* Exercise objective:
Print all entries precisely as they are written.
════
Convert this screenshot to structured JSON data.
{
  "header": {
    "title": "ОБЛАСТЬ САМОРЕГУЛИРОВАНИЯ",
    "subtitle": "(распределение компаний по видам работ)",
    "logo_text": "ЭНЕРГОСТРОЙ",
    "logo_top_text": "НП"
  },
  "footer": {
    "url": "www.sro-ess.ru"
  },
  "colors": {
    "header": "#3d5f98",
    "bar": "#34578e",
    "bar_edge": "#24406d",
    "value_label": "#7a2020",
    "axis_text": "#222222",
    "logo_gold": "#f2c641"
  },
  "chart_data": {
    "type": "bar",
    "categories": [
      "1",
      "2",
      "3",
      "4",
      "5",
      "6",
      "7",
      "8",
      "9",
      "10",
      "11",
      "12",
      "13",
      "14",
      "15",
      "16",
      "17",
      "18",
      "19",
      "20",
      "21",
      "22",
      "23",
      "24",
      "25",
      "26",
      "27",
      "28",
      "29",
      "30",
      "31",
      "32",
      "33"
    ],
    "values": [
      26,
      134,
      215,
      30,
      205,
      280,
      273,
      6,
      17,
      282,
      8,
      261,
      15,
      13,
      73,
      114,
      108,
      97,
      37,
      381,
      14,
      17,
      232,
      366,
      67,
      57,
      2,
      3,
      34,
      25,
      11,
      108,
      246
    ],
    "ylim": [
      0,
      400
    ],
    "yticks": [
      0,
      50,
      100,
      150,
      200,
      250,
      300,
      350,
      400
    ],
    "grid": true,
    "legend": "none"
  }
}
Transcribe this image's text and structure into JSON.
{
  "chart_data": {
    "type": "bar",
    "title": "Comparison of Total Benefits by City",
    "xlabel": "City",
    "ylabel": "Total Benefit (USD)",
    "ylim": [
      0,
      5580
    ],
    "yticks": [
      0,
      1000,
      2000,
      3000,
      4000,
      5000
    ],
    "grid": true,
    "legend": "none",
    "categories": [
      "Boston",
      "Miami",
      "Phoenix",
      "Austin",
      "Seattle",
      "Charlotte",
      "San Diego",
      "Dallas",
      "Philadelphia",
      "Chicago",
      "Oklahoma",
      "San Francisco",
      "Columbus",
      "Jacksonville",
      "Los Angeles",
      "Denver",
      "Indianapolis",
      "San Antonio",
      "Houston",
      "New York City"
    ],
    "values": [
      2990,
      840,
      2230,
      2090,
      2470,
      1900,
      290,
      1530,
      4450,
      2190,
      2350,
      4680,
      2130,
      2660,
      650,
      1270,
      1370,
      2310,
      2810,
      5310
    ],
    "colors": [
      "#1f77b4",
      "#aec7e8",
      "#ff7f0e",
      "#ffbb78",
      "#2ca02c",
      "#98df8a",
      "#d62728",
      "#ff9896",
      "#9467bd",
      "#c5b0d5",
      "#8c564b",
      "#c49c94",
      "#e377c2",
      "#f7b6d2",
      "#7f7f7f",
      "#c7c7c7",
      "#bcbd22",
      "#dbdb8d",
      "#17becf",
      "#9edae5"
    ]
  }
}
════
* Reply to the task:
Convert this screenshot to structured JSON data.
{
  "header": {
    "title": "ОБЛАСТЬ САМОРЕГУЛИРОВАНИЯ",
    "subtitle": "(распределение компаний по видам работ)",
    "logo_text": "ЭНЕРГОСТРОЙ",
    "logo_top_text": "НП"
  },
  "footer": {
    "url": "www.sro-ess.ru"
  },
  "colors": {
    "header": "#3d5f98",
    "bar": "#34578e",
    "bar_edge": "#24406d",
    "value_label": "#7a2020",
    "axis_text": "#222222",
    "logo_gold": "#f2c641"
  },
  "chart_data": {
    "type": "bar",
    "categories": [
      "1",
      "2",
      "3",
      "4",
      "5",
      "6",
      "7",
      "8",
      "9",
      "10",
      "11",
      "12",
      "13",
      "14",
      "15",
      "16",
      "17",
      "18",
      "19",
      "20",
      "21",
      "22",
      "23",
      "24",
      "25",
      "26",
      "27",
      "28",
      "29",
      "30",
      "31",
      "32",
      "33"
    ],
    "values": [
      26,
      134,
      215,
      30,
      205,
      280,
      273,
      6,
      17,
      282,
      8,
      261,
      15,
      13,
      73,
      114,
      108,
      97,
      37,
      381,
      14,
      17,
      232,
      366,
      67,
      57,
      2,
      3,
      34,
      25,
      11,
      108,
      246
    ],
    "ylim": [
      0,
      400
    ],
    "yticks": [
      0,
      50,
      100,
      150,
      200,
      250,
      300,
      350,
      400
    ],
    "grid": true,
    "legend": "none"
  }
}
Transcribe this image's text and structure into JSON.
{
  "chart_data": {
    "type": "bar",
    "title": "Comparison of Total Benefits by City",
    "xlabel": "City",
    "ylabel": "Total Benefit (USD)",
    "ylim": [
      0,
      5580
    ],
    "yticks": [
      0,
      1000,
      2000,
      3000,
      4000,
      5000
    ],
    "grid": true,
    "legend": "none",
    "categories": [
      "Boston",
      "Miami",
      "Phoenix",
      "Austin",
      "Seattle",
      "Charlotte",
      "San Diego",
      "Dallas",
      "Philadelphia",
      "Chicago",
      "Oklahoma",
      "San Francisco",
      "Columbus",
      "Jacksonville",
      "Los Angeles",
      "Denver",
      "Indianapolis",
      "San Antonio",
      "Houston",
      "New York City"
    ],
    "values": [
      2990,
      840,
      2230,
      2090,
      2470,
      1900,
      290,
      1530,
      4450,
      2190,
      2350,
      4680,
      2130,
      2660,
      650,
      1270,
      1370,
      2310,
      2810,
      5310
    ],
    "colors": [
      "#1f77b4",
      "#aec7e8",
      "#ff7f0e",
      "#ffbb78",
      "#2ca02c",
      "#98df8a",
      "#d62728",
      "#ff9896",
      "#9467bd",
      "#c5b0d5",
      "#8c564b",
      "#c49c94",
      "#e377c2",
      "#f7b6d2",
      "#7f7f7f",
      "#c7c7c7",
      "#bcbd22",
      "#dbdb8d",
      "#17becf",
      "#9edae5"
    ]
  }
}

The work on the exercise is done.